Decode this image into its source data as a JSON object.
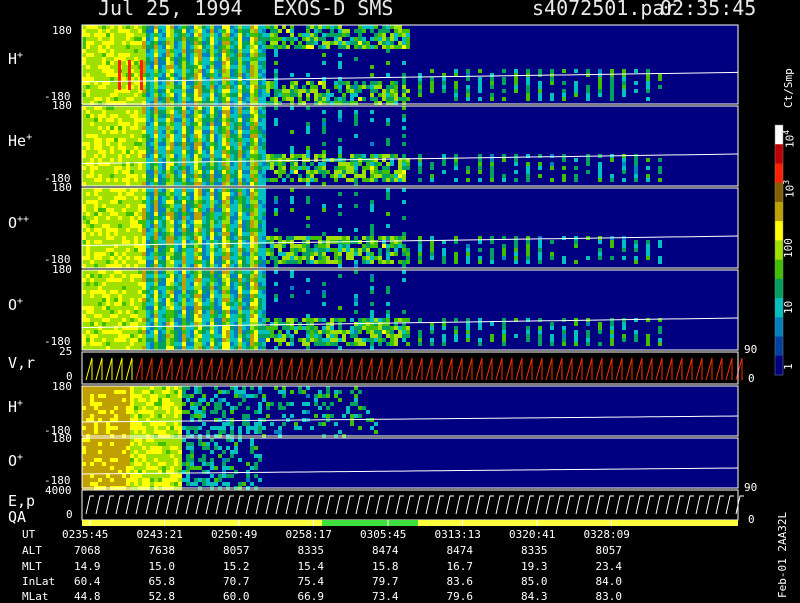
{
  "header": {
    "date": "Jul 25, 1994",
    "instrument": "EXOS-D SMS",
    "file": "s4072501.par",
    "time": "02:35:45"
  },
  "panels": [
    {
      "id": "h-plus-1",
      "label": "H",
      "sup": "+",
      "ytop": "180",
      "ybot": "-180"
    },
    {
      "id": "he-plus",
      "label": "He",
      "sup": "+",
      "ytop": "180",
      "ybot": "-180"
    },
    {
      "id": "o-plus-plus",
      "label": "O",
      "sup": "++",
      "ytop": "180",
      "ybot": "-180"
    },
    {
      "id": "o-plus-1",
      "label": "O",
      "sup": "+",
      "ytop": "180",
      "ybot": "-180"
    },
    {
      "id": "vr",
      "label": "V,r",
      "sup": "",
      "ytop": "25",
      "ybot": "0",
      "rtop": "90",
      "rbot": "0"
    },
    {
      "id": "h-plus-2",
      "label": "H",
      "sup": "+",
      "ytop": "180",
      "ybot": "-180"
    },
    {
      "id": "o-plus-2",
      "label": "O",
      "sup": "+",
      "ytop": "180",
      "ybot": "-180",
      "rbot": "90"
    },
    {
      "id": "ep",
      "label": "E,p",
      "sup": "",
      "ytop": "4000",
      "ybot": "0",
      "rbot": "0"
    }
  ],
  "qa_label": "QA",
  "colorbar": {
    "unit": "Ct/Smp",
    "labels": [
      {
        "base": "10",
        "exp": "4"
      },
      {
        "base": "10",
        "exp": "3"
      },
      {
        "base": "100",
        "exp": ""
      },
      {
        "base": "10",
        "exp": ""
      },
      {
        "base": "1",
        "exp": ""
      }
    ],
    "colors": [
      "#ffffff",
      "#c00000",
      "#ff2000",
      "#806000",
      "#c0a000",
      "#ffff00",
      "#a0e000",
      "#40c000",
      "#00a060",
      "#00c0c0",
      "#0080c0",
      "#0040a0",
      "#000080"
    ]
  },
  "footer_id": "Feb-01 2AA32L",
  "chart_data": {
    "type": "heatmap",
    "x_ticks": [
      "0235:45",
      "0243:21",
      "0250:49",
      "0258:17",
      "0305:45",
      "0313:13",
      "0320:41",
      "0328:09"
    ],
    "rows": [
      {
        "name": "UT",
        "values": [
          "0235:45",
          "0243:21",
          "0250:49",
          "0258:17",
          "0305:45",
          "0313:13",
          "0320:41",
          "0328:09"
        ]
      },
      {
        "name": "ALT",
        "values": [
          "7068",
          "7638",
          "8057",
          "8335",
          "8474",
          "8474",
          "8335",
          "8057"
        ]
      },
      {
        "name": "MLT",
        "values": [
          "14.9",
          "15.0",
          "15.2",
          "15.4",
          "15.8",
          "16.7",
          "19.3",
          "23.4"
        ]
      },
      {
        "name": "InLat",
        "values": [
          "60.4",
          "65.8",
          "70.7",
          "75.4",
          "79.7",
          "83.6",
          "85.0",
          "84.0"
        ]
      },
      {
        "name": "MLat",
        "values": [
          "44.8",
          "52.8",
          "60.0",
          "66.9",
          "73.4",
          "79.6",
          "84.3",
          "83.0"
        ]
      }
    ],
    "y_range_angle": [
      -180,
      180
    ],
    "y_range_vr": [
      0,
      25
    ],
    "y_range_ep": [
      0,
      4000
    ],
    "colorbar_range": [
      1,
      10000
    ],
    "log_color_scale": true
  }
}
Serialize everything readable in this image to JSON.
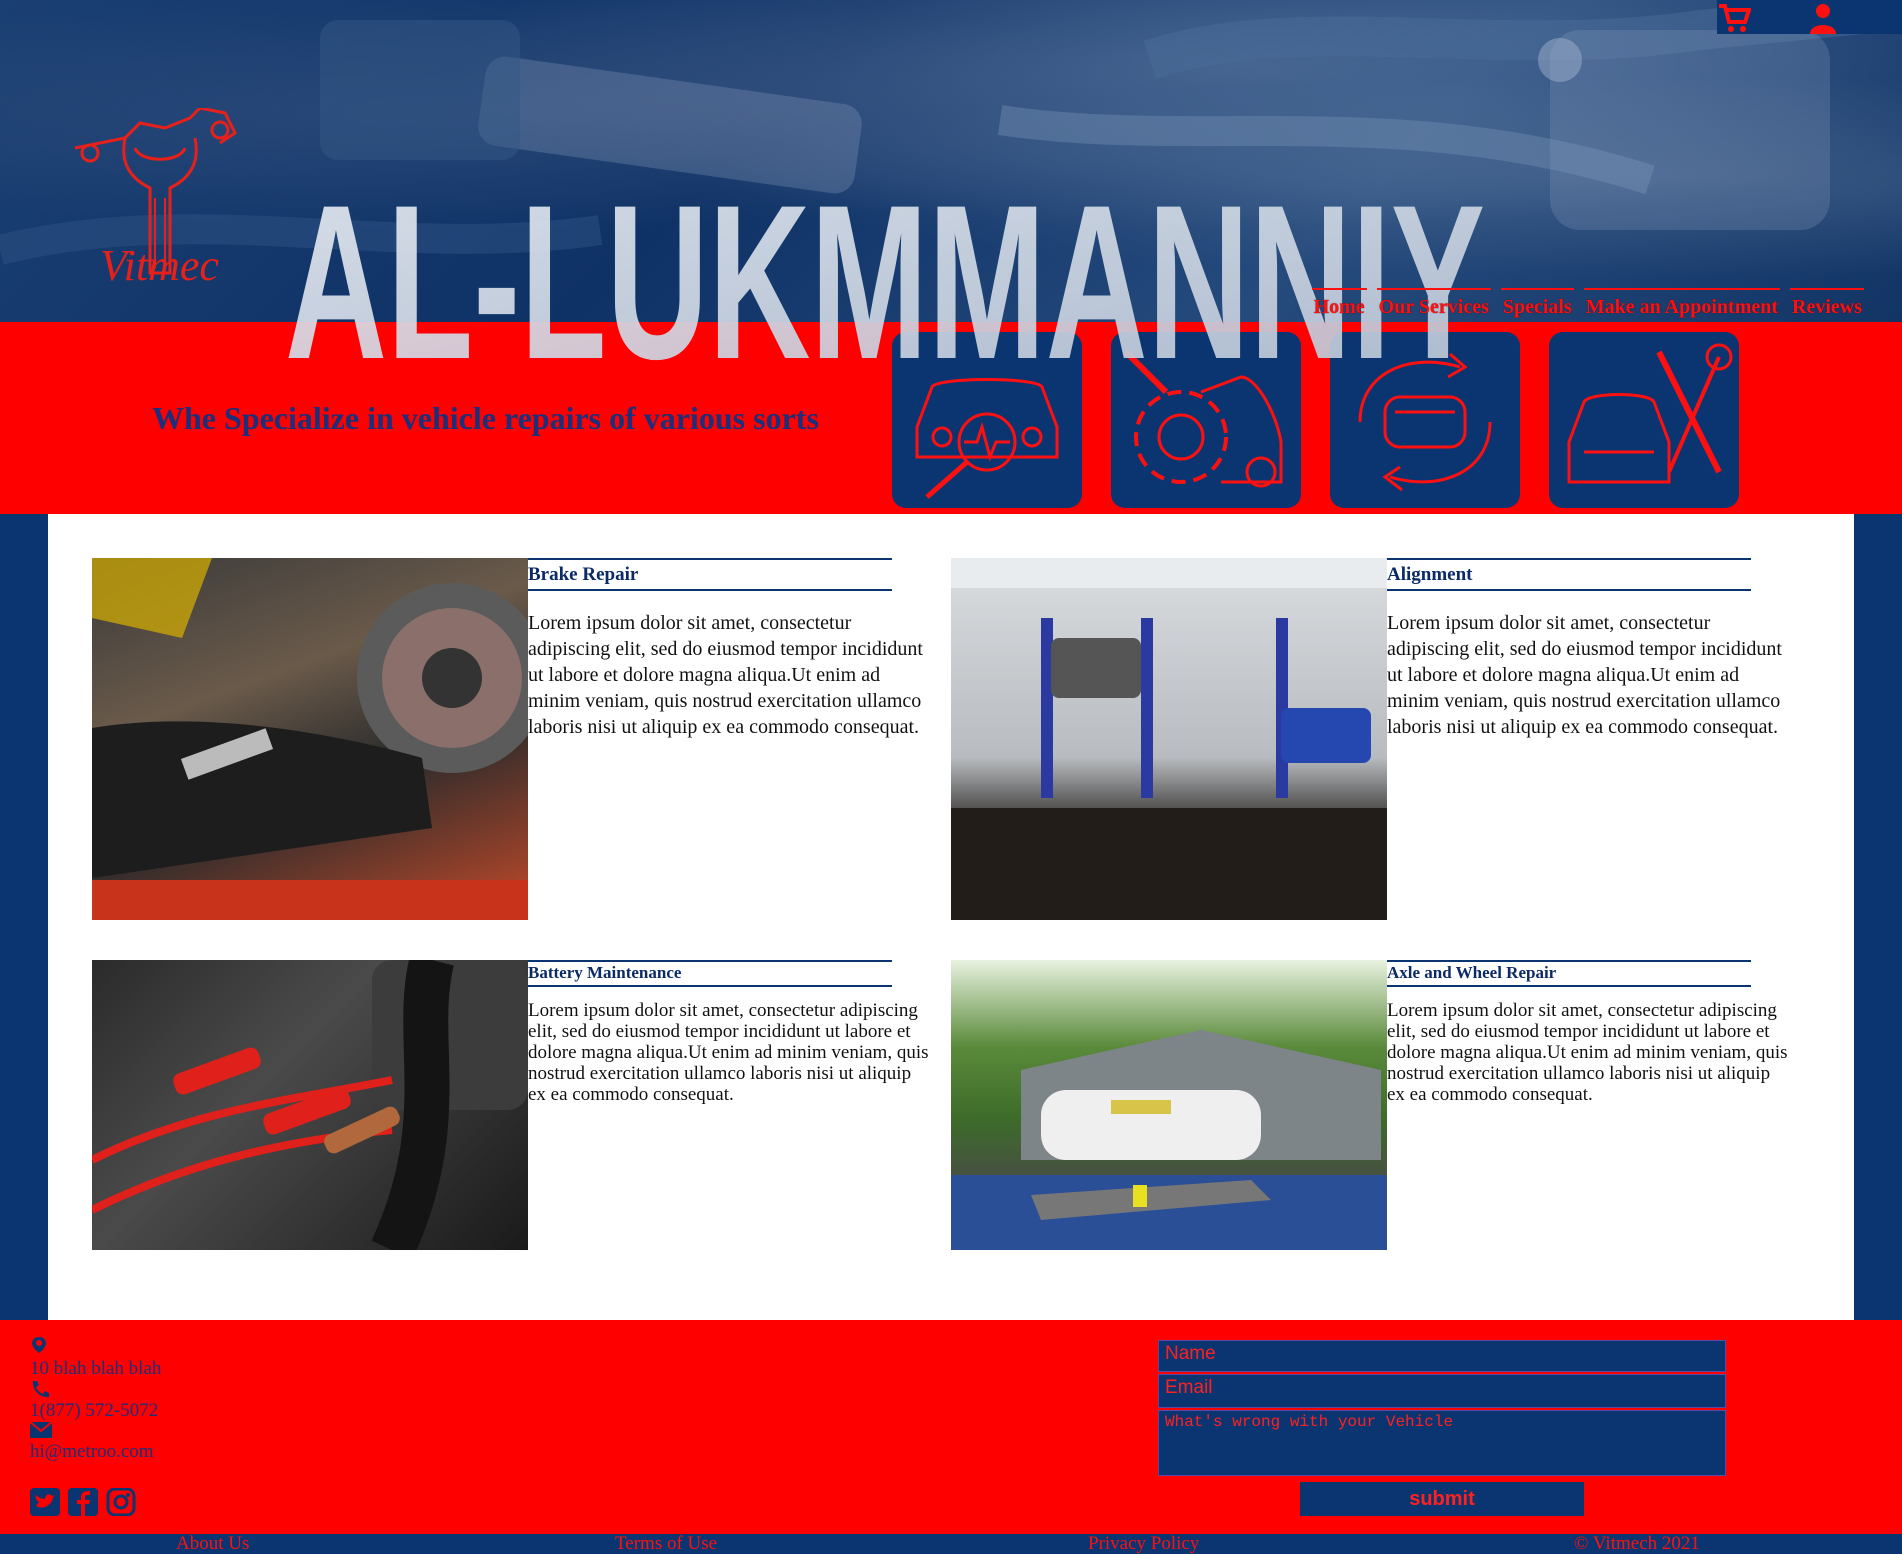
{
  "brand": {
    "logo_text": "Vitmec",
    "title": "AL-LUKMMANNIY",
    "tagline": "Whe Specialize in vehicle repairs of various sorts"
  },
  "header_icons": [
    "cart-icon",
    "user-icon"
  ],
  "nav": [
    "Home",
    "Our Services",
    "Specials",
    "Make an Appointment",
    "Reviews"
  ],
  "service_tiles": [
    "car-diagnostic-icon",
    "car-gear-service-icon",
    "car-rotation-icon",
    "car-tools-icon"
  ],
  "cards": [
    {
      "title": "Brake Repair",
      "body": "Lorem ipsum dolor sit amet, consectetur adipiscing elit, sed do eiusmod tempor incididunt ut labore et dolore magna aliqua.Ut enim ad minim veniam, quis nostrud exercitation ullamco laboris nisi ut aliquip ex ea commodo consequat."
    },
    {
      "title": "Alignment",
      "body": "Lorem ipsum dolor sit amet, consectetur adipiscing elit, sed do eiusmod tempor incididunt ut labore et dolore magna aliqua.Ut enim ad minim veniam, quis nostrud exercitation ullamco laboris nisi ut aliquip ex ea commodo consequat."
    },
    {
      "title": "Battery Maintenance",
      "body": "Lorem ipsum dolor sit amet, consectetur adipiscing elit, sed do eiusmod tempor incididunt ut labore et dolore magna aliqua.Ut enim ad minim veniam, quis nostrud exercitation ullamco laboris nisi ut aliquip ex ea commodo consequat."
    },
    {
      "title": "Axle and Wheel Repair",
      "body": "Lorem ipsum dolor sit amet, consectetur adipiscing elit, sed do eiusmod tempor incididunt ut labore et dolore magna aliqua.Ut enim ad minim veniam, quis nostrud exercitation ullamco laboris nisi ut aliquip ex ea commodo consequat."
    }
  ],
  "contact": {
    "address": "10 blah blah blah",
    "phone": "1(877) 572-5072",
    "email": "hi@metroo.com"
  },
  "social": [
    "twitter-icon",
    "facebook-icon",
    "instagram-icon"
  ],
  "form": {
    "name_placeholder": "Name",
    "email_placeholder": "Email",
    "message_placeholder": "What's wrong with your Vehicle",
    "submit_label": "submit"
  },
  "footer_links": [
    "About Us",
    "Terms of Use",
    "Privacy Policy",
    "© Vitmech 2021"
  ],
  "colors": {
    "navy": "#0b3570",
    "red": "#ff0000",
    "white": "#ffffff"
  }
}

◆ ◆ ◆ ◆ ◆

Prompt: Extract, from the listing above, every line where the string "title" occurs.

Result for this task:
    "title": "AL-LUKMMANNIY",
      "title": "Brake Repair",
      "title": "Alignment",
      "title": "Battery Maintenance",
      "title": "Axle and Wheel Repair",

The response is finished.